Go through the listing below and list every line with "proc".

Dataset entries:
::::::

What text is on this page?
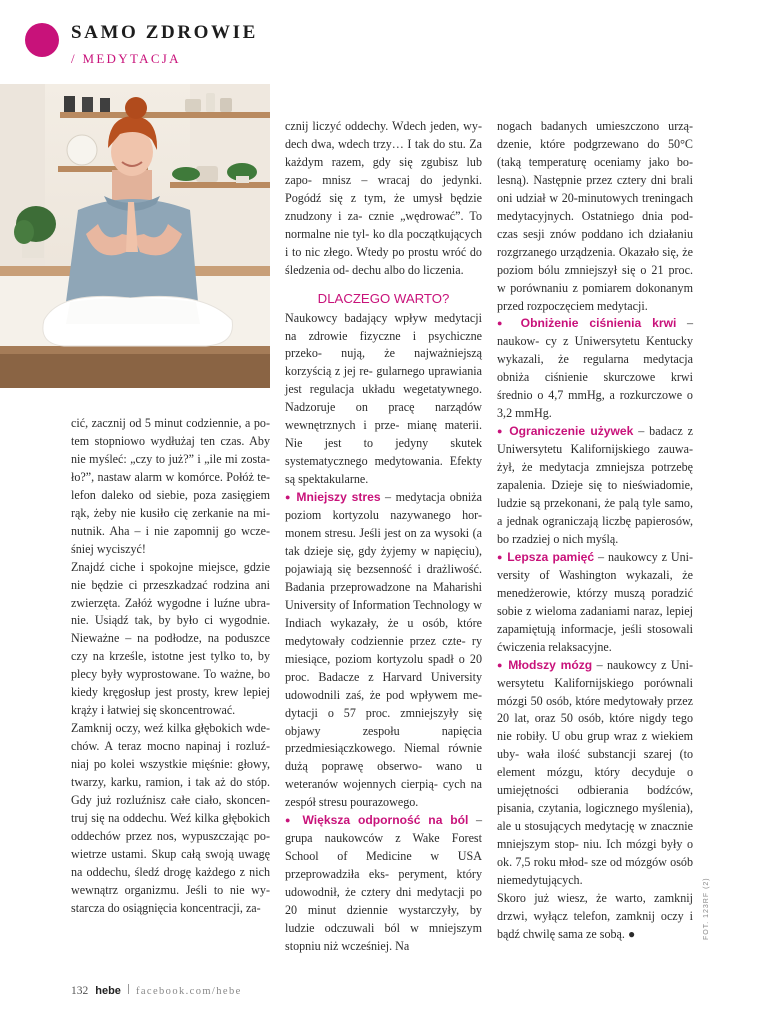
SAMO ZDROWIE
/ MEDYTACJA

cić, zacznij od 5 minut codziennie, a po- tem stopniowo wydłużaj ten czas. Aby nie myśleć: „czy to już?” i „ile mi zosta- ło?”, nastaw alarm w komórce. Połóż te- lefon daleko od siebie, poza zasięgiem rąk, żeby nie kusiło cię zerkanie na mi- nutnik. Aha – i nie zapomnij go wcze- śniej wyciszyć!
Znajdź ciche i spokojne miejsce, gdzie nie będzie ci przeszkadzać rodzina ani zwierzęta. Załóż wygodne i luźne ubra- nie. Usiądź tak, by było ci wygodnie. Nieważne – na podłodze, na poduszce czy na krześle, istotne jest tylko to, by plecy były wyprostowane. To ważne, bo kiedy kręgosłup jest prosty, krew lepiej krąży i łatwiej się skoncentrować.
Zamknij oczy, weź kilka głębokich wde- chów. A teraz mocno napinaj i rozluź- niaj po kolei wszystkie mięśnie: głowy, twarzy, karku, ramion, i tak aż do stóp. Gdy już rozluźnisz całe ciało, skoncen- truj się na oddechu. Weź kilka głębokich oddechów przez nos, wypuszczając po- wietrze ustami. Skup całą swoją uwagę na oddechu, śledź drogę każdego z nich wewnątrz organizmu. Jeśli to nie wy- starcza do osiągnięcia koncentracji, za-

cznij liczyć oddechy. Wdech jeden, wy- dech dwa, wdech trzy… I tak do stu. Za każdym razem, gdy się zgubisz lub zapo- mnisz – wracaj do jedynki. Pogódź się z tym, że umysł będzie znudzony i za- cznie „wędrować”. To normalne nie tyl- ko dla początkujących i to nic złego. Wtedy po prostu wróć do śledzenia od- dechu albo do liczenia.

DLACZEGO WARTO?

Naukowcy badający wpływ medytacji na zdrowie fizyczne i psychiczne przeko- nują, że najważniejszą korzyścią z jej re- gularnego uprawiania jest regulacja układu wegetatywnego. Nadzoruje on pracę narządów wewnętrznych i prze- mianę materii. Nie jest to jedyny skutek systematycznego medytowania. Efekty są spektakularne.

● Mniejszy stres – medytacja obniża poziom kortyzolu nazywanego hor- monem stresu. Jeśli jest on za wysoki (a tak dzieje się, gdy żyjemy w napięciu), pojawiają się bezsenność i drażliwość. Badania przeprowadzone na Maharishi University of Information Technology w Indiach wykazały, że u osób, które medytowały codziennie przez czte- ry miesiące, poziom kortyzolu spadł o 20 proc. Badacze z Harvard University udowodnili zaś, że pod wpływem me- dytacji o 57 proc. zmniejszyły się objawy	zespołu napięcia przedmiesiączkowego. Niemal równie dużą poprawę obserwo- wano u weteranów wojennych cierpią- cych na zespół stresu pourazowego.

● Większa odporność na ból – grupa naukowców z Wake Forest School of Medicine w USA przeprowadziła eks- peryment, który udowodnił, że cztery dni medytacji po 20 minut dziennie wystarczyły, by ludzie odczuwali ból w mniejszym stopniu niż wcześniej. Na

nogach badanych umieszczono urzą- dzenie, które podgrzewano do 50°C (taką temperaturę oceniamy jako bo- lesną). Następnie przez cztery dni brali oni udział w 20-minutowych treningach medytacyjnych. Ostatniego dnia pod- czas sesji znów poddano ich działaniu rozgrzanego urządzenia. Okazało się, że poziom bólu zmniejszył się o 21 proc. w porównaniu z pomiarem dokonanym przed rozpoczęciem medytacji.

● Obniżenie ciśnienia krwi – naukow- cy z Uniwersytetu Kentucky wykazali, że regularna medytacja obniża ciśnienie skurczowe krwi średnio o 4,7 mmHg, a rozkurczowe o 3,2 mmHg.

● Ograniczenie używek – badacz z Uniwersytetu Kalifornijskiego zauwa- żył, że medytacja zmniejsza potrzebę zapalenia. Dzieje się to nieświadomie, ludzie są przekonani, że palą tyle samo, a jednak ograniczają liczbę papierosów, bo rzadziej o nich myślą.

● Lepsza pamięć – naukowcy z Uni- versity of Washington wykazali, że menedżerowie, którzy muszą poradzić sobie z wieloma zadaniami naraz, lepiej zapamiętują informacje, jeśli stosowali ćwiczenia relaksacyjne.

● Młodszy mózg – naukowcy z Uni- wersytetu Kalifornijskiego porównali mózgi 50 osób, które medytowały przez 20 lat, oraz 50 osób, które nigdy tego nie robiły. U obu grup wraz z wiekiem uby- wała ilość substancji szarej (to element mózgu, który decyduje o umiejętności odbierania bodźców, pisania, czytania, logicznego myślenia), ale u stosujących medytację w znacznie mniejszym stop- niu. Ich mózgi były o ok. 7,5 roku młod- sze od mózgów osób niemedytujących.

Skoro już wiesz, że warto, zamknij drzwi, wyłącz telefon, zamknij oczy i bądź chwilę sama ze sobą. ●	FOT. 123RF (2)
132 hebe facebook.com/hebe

::::::

§ **FINISHED EXERCISE**:
● Mniejszy stres – medytacja obniża poziom kortyzolu nazywanego hor- monem stresu. Jeśli jest on za wysoki (a tak dzieje się, gdy żyjemy w napięciu), pojawiają się bezsenność i drażliwość. Badania przeprowadzone na Maharishi University of Information Technology w Indiach wykazały, że u osób, które medytowały codziennie przez czte- ry miesiące, poziom kortyzolu spadł o 20 proc. Badacze z Harvard University udowodnili zaś, że pod wpływem me- dytacji o 57 proc. zmniejszyły się objawy	zespołu napięcia przedmiesiączkowego. Niemal równie dużą poprawę obserwo- wano u weteranów wojennych cierpią- cych na zespół stresu pourazowego.
nogach badanych umieszczono urzą- dzenie, które podgrzewano do 50°C (taką temperaturę oceniamy jako bo- lesną). Następnie przez cztery dni brali oni udział w 20-minutowych treningach medytacyjnych. Ostatniego dnia pod- czas sesji znów poddano ich działaniu rozgrzanego urządzenia. Okazało się, że poziom bólu zmniejszył się o 21 proc. w porównaniu z pomiarem dokonanym przed rozpoczęciem medytacji.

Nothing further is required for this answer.